* [EXERCISE BRIEF]
Lines that include the word "HISTÓRICA" are the ones to copy.

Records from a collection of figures
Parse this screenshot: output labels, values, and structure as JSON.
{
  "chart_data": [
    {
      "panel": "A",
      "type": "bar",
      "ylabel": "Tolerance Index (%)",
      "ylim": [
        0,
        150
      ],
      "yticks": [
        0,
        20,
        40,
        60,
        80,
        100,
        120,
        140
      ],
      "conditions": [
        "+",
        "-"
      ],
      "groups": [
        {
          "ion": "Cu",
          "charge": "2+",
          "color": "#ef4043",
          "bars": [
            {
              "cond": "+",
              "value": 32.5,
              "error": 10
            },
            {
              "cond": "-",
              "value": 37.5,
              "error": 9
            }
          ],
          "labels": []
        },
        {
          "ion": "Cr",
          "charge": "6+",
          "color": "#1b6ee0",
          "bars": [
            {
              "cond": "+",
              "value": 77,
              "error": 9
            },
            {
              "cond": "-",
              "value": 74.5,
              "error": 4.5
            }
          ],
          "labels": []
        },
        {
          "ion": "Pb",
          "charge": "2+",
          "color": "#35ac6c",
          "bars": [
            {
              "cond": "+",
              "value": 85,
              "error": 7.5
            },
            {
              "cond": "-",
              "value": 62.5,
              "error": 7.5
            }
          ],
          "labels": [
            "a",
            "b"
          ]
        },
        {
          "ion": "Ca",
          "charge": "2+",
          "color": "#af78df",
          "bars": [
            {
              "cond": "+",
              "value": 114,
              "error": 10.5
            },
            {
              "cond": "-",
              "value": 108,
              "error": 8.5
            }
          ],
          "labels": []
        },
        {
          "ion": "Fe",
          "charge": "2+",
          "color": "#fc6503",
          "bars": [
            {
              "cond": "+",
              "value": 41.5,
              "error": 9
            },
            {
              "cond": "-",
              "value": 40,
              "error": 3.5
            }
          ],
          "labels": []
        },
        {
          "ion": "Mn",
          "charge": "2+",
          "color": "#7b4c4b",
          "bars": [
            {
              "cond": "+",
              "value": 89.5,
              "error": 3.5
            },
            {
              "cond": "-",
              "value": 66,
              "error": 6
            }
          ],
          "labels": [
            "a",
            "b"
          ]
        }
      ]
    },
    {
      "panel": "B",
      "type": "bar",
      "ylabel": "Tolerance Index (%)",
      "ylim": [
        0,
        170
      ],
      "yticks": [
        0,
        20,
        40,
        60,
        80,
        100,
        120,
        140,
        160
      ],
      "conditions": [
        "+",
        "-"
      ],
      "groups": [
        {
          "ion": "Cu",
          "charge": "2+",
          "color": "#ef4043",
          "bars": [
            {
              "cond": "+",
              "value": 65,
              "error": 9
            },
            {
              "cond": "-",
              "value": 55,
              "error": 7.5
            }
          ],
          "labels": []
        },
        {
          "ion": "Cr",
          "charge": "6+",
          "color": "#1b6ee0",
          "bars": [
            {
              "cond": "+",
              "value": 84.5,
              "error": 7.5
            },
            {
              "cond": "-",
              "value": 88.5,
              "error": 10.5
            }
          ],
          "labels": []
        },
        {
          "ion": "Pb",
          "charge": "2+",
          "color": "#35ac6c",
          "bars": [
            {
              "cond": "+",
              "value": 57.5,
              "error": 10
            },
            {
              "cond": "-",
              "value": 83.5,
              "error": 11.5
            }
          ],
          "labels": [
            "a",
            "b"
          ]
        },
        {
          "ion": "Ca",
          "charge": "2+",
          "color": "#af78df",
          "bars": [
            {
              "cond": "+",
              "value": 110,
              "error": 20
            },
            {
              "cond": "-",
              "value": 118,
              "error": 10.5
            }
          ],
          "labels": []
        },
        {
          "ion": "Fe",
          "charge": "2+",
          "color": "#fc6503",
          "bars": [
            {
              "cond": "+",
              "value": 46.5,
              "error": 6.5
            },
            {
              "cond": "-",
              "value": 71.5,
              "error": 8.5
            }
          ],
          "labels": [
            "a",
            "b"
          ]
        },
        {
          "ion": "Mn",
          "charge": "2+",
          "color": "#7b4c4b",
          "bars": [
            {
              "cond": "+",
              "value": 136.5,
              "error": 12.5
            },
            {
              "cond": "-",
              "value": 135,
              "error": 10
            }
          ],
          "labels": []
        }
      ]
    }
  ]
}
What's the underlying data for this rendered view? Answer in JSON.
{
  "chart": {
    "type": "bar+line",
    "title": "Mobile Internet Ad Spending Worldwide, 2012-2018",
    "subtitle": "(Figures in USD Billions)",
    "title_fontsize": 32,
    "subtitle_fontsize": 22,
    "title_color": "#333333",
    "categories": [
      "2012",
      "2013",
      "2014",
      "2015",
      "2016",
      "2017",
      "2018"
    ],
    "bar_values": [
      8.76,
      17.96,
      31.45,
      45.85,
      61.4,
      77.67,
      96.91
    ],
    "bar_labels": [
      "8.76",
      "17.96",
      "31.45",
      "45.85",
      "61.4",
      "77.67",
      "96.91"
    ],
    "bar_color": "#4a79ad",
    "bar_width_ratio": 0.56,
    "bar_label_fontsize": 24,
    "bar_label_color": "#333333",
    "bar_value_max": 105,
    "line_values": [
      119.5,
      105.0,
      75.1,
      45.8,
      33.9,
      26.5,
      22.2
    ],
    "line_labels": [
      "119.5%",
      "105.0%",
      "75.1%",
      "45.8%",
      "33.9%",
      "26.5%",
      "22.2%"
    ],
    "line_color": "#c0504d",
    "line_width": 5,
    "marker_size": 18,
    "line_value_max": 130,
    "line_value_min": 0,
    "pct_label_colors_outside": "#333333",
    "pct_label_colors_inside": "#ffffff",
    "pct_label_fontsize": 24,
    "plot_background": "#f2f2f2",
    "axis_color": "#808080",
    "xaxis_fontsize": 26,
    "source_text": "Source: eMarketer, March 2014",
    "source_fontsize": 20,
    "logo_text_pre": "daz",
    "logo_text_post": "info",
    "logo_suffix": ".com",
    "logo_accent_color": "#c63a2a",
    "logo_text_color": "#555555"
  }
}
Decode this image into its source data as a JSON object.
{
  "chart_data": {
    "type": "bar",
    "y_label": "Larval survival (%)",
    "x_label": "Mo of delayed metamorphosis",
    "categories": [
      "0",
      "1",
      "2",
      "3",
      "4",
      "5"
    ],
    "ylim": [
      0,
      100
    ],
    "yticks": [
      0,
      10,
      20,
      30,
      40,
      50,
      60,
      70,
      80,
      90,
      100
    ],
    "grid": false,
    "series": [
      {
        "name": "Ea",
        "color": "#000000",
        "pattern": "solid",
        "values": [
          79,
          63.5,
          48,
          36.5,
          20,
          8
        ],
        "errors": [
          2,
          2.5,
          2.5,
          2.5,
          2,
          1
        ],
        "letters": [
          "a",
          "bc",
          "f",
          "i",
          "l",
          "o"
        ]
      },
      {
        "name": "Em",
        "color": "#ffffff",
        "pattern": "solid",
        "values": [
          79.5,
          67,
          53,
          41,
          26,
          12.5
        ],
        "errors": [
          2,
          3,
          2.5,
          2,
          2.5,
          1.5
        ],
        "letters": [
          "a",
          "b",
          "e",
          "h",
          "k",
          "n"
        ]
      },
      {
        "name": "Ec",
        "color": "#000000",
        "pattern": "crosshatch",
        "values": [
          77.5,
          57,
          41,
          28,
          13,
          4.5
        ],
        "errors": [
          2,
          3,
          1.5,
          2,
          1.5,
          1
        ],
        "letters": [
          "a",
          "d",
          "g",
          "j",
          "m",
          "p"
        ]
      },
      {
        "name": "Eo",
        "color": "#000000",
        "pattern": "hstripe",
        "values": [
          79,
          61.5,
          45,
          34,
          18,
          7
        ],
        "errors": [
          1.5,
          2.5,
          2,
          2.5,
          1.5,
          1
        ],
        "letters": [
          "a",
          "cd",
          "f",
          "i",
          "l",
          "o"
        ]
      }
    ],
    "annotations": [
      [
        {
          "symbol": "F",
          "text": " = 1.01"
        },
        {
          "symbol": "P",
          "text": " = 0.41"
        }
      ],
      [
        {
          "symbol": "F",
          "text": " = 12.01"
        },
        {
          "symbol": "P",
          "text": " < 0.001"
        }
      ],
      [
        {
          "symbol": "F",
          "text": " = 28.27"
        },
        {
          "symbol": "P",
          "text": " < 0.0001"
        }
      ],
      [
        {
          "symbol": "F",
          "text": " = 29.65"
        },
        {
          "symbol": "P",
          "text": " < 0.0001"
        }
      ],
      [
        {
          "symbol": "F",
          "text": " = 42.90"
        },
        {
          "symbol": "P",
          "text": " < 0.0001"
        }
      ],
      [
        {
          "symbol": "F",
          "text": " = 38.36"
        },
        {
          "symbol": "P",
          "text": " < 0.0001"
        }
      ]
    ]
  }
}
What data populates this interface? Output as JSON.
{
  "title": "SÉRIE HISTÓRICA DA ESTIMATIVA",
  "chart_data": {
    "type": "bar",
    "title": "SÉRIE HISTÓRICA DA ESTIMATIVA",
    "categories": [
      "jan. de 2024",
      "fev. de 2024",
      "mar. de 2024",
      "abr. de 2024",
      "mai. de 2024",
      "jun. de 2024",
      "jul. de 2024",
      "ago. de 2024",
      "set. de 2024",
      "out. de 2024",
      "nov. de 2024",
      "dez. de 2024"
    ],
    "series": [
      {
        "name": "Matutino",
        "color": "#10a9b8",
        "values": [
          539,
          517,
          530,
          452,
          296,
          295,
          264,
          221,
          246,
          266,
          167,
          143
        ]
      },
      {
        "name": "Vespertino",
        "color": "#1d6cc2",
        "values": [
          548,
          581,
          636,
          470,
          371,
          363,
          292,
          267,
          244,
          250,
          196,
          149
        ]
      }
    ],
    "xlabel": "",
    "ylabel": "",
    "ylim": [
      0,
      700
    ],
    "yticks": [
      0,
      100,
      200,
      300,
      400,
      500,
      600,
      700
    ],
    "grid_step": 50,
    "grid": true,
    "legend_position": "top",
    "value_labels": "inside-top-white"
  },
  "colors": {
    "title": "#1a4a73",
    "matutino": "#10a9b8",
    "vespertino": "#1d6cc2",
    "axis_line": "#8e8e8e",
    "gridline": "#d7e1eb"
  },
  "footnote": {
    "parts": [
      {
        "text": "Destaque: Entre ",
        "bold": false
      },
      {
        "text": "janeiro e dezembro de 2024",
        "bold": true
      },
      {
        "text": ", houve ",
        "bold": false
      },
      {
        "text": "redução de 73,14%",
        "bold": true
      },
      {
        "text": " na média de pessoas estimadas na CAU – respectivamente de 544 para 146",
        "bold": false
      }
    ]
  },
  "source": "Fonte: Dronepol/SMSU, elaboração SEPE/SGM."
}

* [OUTPUT OF THE TASK]
  "title": "SÉRIE HISTÓRICA DA ESTIMATIVA",
    "title": "SÉRIE HISTÓRICA DA ESTIMATIVA",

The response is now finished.